### Aim of the exercise
Give the entries again exactly, every one of them.

★ ★ ★ ★ ★ ★ ★

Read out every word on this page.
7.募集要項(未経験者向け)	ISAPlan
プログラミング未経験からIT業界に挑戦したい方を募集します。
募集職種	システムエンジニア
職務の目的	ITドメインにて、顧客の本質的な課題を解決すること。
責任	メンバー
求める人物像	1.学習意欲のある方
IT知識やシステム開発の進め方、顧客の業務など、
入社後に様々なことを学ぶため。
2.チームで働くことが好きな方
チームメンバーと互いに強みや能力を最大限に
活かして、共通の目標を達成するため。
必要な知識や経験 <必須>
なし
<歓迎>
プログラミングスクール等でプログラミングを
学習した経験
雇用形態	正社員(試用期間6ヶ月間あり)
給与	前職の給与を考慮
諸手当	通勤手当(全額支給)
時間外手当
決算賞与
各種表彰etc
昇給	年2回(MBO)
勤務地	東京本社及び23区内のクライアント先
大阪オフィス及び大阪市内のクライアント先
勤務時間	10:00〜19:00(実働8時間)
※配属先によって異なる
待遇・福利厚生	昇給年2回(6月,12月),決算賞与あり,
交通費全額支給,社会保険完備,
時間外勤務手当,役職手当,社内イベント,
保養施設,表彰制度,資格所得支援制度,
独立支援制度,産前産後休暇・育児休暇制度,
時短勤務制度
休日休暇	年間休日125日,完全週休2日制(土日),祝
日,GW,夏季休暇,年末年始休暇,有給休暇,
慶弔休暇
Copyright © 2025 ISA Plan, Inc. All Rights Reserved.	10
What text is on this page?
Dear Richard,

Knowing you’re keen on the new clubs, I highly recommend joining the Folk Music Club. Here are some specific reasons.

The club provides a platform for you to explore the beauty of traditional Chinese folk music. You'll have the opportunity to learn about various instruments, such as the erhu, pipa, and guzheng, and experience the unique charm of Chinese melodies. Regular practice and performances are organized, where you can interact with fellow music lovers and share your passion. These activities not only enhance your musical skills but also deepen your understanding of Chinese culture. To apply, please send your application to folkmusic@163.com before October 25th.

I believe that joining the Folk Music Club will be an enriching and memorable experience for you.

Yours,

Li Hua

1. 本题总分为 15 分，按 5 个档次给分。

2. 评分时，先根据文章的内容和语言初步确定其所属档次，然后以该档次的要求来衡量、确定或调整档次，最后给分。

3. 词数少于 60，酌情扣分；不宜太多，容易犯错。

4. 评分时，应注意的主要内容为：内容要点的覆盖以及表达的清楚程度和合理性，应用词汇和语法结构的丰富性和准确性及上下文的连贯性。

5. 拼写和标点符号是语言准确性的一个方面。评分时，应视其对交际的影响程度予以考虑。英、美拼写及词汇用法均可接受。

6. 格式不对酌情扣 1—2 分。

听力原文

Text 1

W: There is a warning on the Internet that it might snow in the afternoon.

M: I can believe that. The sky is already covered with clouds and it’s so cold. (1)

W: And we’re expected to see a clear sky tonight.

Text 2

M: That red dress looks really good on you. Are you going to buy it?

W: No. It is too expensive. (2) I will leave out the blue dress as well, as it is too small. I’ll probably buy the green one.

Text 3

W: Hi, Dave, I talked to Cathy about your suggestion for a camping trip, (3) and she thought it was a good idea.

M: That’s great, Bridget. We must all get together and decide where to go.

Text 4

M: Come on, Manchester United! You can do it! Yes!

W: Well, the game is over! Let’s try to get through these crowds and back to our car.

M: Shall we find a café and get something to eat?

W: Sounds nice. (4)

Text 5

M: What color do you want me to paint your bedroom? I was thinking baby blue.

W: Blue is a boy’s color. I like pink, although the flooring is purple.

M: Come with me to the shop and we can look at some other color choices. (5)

★ ★ ★ ★ ★ ★ ★

### Answer in full
Read out every word on this page.
7.募集要項(未経験者向け)	ISAPlan
プログラミング未経験からIT業界に挑戦したい方を募集します。
募集職種	システムエンジニア
職務の目的	ITドメインにて、顧客の本質的な課題を解決すること。
責任	メンバー
求める人物像	1.学習意欲のある方
IT知識やシステム開発の進め方、顧客の業務など、
入社後に様々なことを学ぶため。
2.チームで働くことが好きな方
チームメンバーと互いに強みや能力を最大限に
活かして、共通の目標を達成するため。
必要な知識や経験 <必須>
なし
<歓迎>
プログラミングスクール等でプログラミングを
学習した経験
雇用形態	正社員(試用期間6ヶ月間あり)
給与	前職の給与を考慮
諸手当	通勤手当(全額支給)
時間外手当
決算賞与
各種表彰etc
昇給	年2回(MBO)
勤務地	東京本社及び23区内のクライアント先
大阪オフィス及び大阪市内のクライアント先
勤務時間	10:00〜19:00(実働8時間)
※配属先によって異なる
待遇・福利厚生	昇給年2回(6月,12月),決算賞与あり,
交通費全額支給,社会保険完備,
時間外勤務手当,役職手当,社内イベント,
保養施設,表彰制度,資格所得支援制度,
独立支援制度,産前産後休暇・育児休暇制度,
時短勤務制度
休日休暇	年間休日125日,完全週休2日制(土日),祝
日,GW,夏季休暇,年末年始休暇,有給休暇,
慶弔休暇
Copyright © 2025 ISA Plan, Inc. All Rights Reserved.	10
What text is on this page?
Dear Richard,

Knowing you’re keen on the new clubs, I highly recommend joining the Folk Music Club. Here are some specific reasons.

The club provides a platform for you to explore the beauty of traditional Chinese folk music. You'll have the opportunity to learn about various instruments, such as the erhu, pipa, and guzheng, and experience the unique charm of Chinese melodies. Regular practice and performances are organized, where you can interact with fellow music lovers and share your passion. These activities not only enhance your musical skills but also deepen your understanding of Chinese culture. To apply, please send your application to folkmusic@163.com before October 25th.

I believe that joining the Folk Music Club will be an enriching and memorable experience for you.

Yours,

Li Hua

1. 本题总分为 15 分，按 5 个档次给分。

2. 评分时，先根据文章的内容和语言初步确定其所属档次，然后以该档次的要求来衡量、确定或调整档次，最后给分。

3. 词数少于 60，酌情扣分；不宜太多，容易犯错。

4. 评分时，应注意的主要内容为：内容要点的覆盖以及表达的清楚程度和合理性，应用词汇和语法结构的丰富性和准确性及上下文的连贯性。

5. 拼写和标点符号是语言准确性的一个方面。评分时，应视其对交际的影响程度予以考虑。英、美拼写及词汇用法均可接受。

6. 格式不对酌情扣 1—2 分。

听力原文

Text 1

W: There is a warning on the Internet that it might snow in the afternoon.

M: I can believe that. The sky is already covered with clouds and it’s so cold. (1)

W: And we’re expected to see a clear sky tonight.

Text 2

M: That red dress looks really good on you. Are you going to buy it?

W: No. It is too expensive. (2) I will leave out the blue dress as well, as it is too small. I’ll probably buy the green one.

Text 3

W: Hi, Dave, I talked to Cathy about your suggestion for a camping trip, (3) and she thought it was a good idea.

M: That’s great, Bridget. We must all get together and decide where to go.

Text 4

M: Come on, Manchester United! You can do it! Yes!

W: Well, the game is over! Let’s try to get through these crowds and back to our car.

M: Shall we find a café and get something to eat?

W: Sounds nice. (4)

Text 5

M: What color do you want me to paint your bedroom? I was thinking baby blue.

W: Blue is a boy’s color. I like pink, although the flooring is purple.

M: Come with me to the shop and we can look at some other color choices. (5)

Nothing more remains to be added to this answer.